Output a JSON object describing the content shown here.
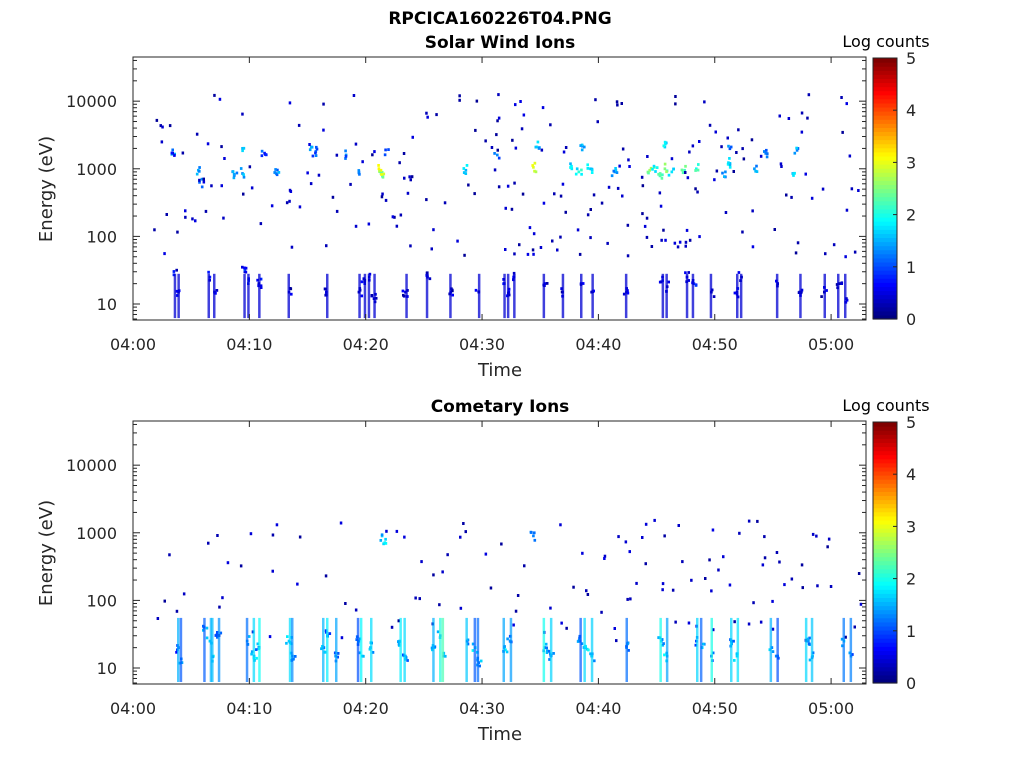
{
  "figure": {
    "title": "RPCICA160226T04.PNG"
  },
  "colors": {
    "axis": "#262626",
    "frame": "#262626"
  },
  "chart_data": [
    {
      "type": "heatmap",
      "title": "Solar Wind Ions",
      "xlabel": "Time",
      "ylabel": "Energy (eV)",
      "x_ticks": [
        "04:00",
        "04:10",
        "04:20",
        "04:30",
        "04:40",
        "04:50",
        "05:00"
      ],
      "y_ticks": [
        "10",
        "100",
        "1000",
        "10000"
      ],
      "y_scale": "log",
      "xlim_minutes": [
        0,
        63
      ],
      "ylim": [
        5.8,
        45000
      ],
      "colorbar": {
        "label": "Log counts",
        "ticks": [
          "0",
          "1",
          "2",
          "3",
          "4",
          "5"
        ],
        "range": [
          0,
          5
        ],
        "colormap": "jet"
      },
      "points": [
        [
          3.3,
          1900,
          1.3
        ],
        [
          3.3,
          1700,
          0.6
        ],
        [
          5.5,
          950,
          1.5
        ],
        [
          5.6,
          630,
          1.2
        ],
        [
          8.6,
          800,
          1.4
        ],
        [
          9.3,
          850,
          1.6
        ],
        [
          9.3,
          2000,
          1.8
        ],
        [
          11.2,
          1700,
          0.9
        ],
        [
          12.2,
          850,
          1.3
        ],
        [
          15.2,
          2100,
          1.4
        ],
        [
          15.6,
          1800,
          1.1
        ],
        [
          18.2,
          1600,
          1.1
        ],
        [
          19.3,
          900,
          1.2
        ],
        [
          21.2,
          850,
          2.3
        ],
        [
          21.2,
          950,
          2.9
        ],
        [
          21.6,
          1900,
          1.2
        ],
        [
          28.5,
          950,
          1.7
        ],
        [
          31.2,
          1600,
          1.2
        ],
        [
          34.3,
          1050,
          2.9
        ],
        [
          34.6,
          2100,
          1.5
        ],
        [
          37.6,
          1000,
          1.8
        ],
        [
          38.2,
          900,
          1.9
        ],
        [
          38.5,
          1900,
          1.4
        ],
        [
          39.2,
          1000,
          1.6
        ],
        [
          41.3,
          900,
          1.4
        ],
        [
          44.3,
          950,
          2.5
        ],
        [
          44.7,
          1050,
          2.0
        ],
        [
          45.2,
          850,
          2.2
        ],
        [
          45.6,
          1000,
          2.4
        ],
        [
          45.6,
          2100,
          1.8
        ],
        [
          46.2,
          900,
          1.7
        ],
        [
          47.3,
          950,
          2.2
        ],
        [
          48.3,
          1000,
          2.0
        ],
        [
          50.8,
          900,
          1.4
        ],
        [
          51.2,
          1200,
          1.8
        ],
        [
          51.3,
          2100,
          1.3
        ],
        [
          53.3,
          1000,
          1.3
        ],
        [
          54.3,
          1700,
          1.1
        ],
        [
          56.6,
          850,
          1.5
        ],
        [
          57.0,
          2000,
          1.4
        ],
        [
          3.4,
          27,
          0.5
        ],
        [
          3.8,
          15,
          0.4
        ],
        [
          6.5,
          25,
          0.5
        ],
        [
          6.9,
          15,
          0.4
        ],
        [
          9.5,
          30,
          0.7
        ],
        [
          9.8,
          20,
          0.6
        ],
        [
          10.7,
          20,
          0.5
        ],
        [
          13.3,
          15,
          0.3
        ],
        [
          16.5,
          15,
          0.3
        ],
        [
          19.3,
          15,
          0.4
        ],
        [
          19.8,
          20,
          0.5
        ],
        [
          20.2,
          25,
          0.4
        ],
        [
          20.6,
          12,
          0.3
        ],
        [
          23.3,
          15,
          0.4
        ],
        [
          25.2,
          25,
          0.4
        ],
        [
          27.2,
          15,
          0.3
        ],
        [
          29.6,
          15,
          0.4
        ],
        [
          31.8,
          20,
          0.5
        ],
        [
          32.2,
          15,
          0.4
        ],
        [
          32.6,
          25,
          0.5
        ],
        [
          35.3,
          20,
          0.4
        ],
        [
          36.8,
          15,
          0.3
        ],
        [
          38.4,
          20,
          0.5
        ],
        [
          39.3,
          15,
          0.4
        ],
        [
          42.3,
          15,
          0.4
        ],
        [
          45.4,
          25,
          0.6
        ],
        [
          45.8,
          18,
          0.4
        ],
        [
          47.5,
          25,
          0.5
        ],
        [
          48.1,
          20,
          0.6
        ],
        [
          49.6,
          15,
          0.4
        ],
        [
          51.8,
          15,
          0.5
        ],
        [
          52.2,
          25,
          0.4
        ],
        [
          55.3,
          20,
          0.4
        ],
        [
          57.2,
          15,
          0.4
        ],
        [
          59.3,
          15,
          0.3
        ],
        [
          60.6,
          20,
          0.4
        ],
        [
          61.2,
          12,
          0.3
        ]
      ]
    },
    {
      "type": "heatmap",
      "title": "Cometary Ions",
      "xlabel": "Time",
      "ylabel": "Energy (eV)",
      "x_ticks": [
        "04:00",
        "04:10",
        "04:20",
        "04:30",
        "04:40",
        "04:50",
        "05:00"
      ],
      "y_ticks": [
        "10",
        "100",
        "1000",
        "10000"
      ],
      "y_scale": "log",
      "xlim_minutes": [
        0,
        63
      ],
      "ylim": [
        5.8,
        45000
      ],
      "colorbar": {
        "label": "Log counts",
        "ticks": [
          "0",
          "1",
          "2",
          "3",
          "4",
          "5"
        ],
        "range": [
          0,
          5
        ],
        "colormap": "jet"
      },
      "points": [
        [
          3.8,
          20,
          0.9
        ],
        [
          4.1,
          12,
          1.3
        ],
        [
          6.0,
          40,
          1.3
        ],
        [
          6.5,
          25,
          1.5
        ],
        [
          6.8,
          15,
          1.7
        ],
        [
          7.2,
          30,
          1.2
        ],
        [
          9.7,
          25,
          1.4
        ],
        [
          10.3,
          15,
          1.6
        ],
        [
          10.7,
          20,
          1.3
        ],
        [
          13.3,
          25,
          1.5
        ],
        [
          13.6,
          15,
          1.2
        ],
        [
          16.3,
          20,
          1.4
        ],
        [
          16.6,
          30,
          1.1
        ],
        [
          17.3,
          15,
          1.2
        ],
        [
          19.3,
          25,
          1.3
        ],
        [
          19.6,
          15,
          1.5
        ],
        [
          20.3,
          20,
          1.4
        ],
        [
          22.8,
          25,
          1.4
        ],
        [
          23.3,
          15,
          1.2
        ],
        [
          25.8,
          20,
          1.5
        ],
        [
          26.3,
          30,
          1.2
        ],
        [
          26.6,
          15,
          1.3
        ],
        [
          28.6,
          25,
          1.1
        ],
        [
          29.3,
          20,
          1.7
        ],
        [
          29.6,
          12,
          1.4
        ],
        [
          31.8,
          20,
          1.5
        ],
        [
          32.3,
          25,
          1.2
        ],
        [
          35.3,
          20,
          1.3
        ],
        [
          35.8,
          15,
          1.1
        ],
        [
          38.3,
          25,
          1.2
        ],
        [
          38.8,
          20,
          1.7
        ],
        [
          39.3,
          15,
          1.4
        ],
        [
          42.3,
          20,
          1.3
        ],
        [
          45.3,
          25,
          1.5
        ],
        [
          45.8,
          15,
          1.6
        ],
        [
          48.3,
          25,
          1.2
        ],
        [
          48.8,
          20,
          1.4
        ],
        [
          49.6,
          15,
          1.2
        ],
        [
          51.3,
          25,
          1.3
        ],
        [
          51.8,
          15,
          1.8
        ],
        [
          54.8,
          20,
          1.5
        ],
        [
          55.3,
          15,
          1.3
        ],
        [
          57.8,
          25,
          1.2
        ],
        [
          58.3,
          15,
          1.4
        ],
        [
          61.0,
          25,
          1.5
        ],
        [
          61.6,
          15,
          1.2
        ],
        [
          21.3,
          900,
          1.4
        ],
        [
          21.6,
          800,
          1.6
        ],
        [
          34.3,
          900,
          1.1
        ]
      ]
    }
  ]
}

*-*-*

### What the task requires
Collect the lines that hold "Ions".

### Solution to this task
      "title": "Solar Wind Ions",
      "title": "Cometary Ions",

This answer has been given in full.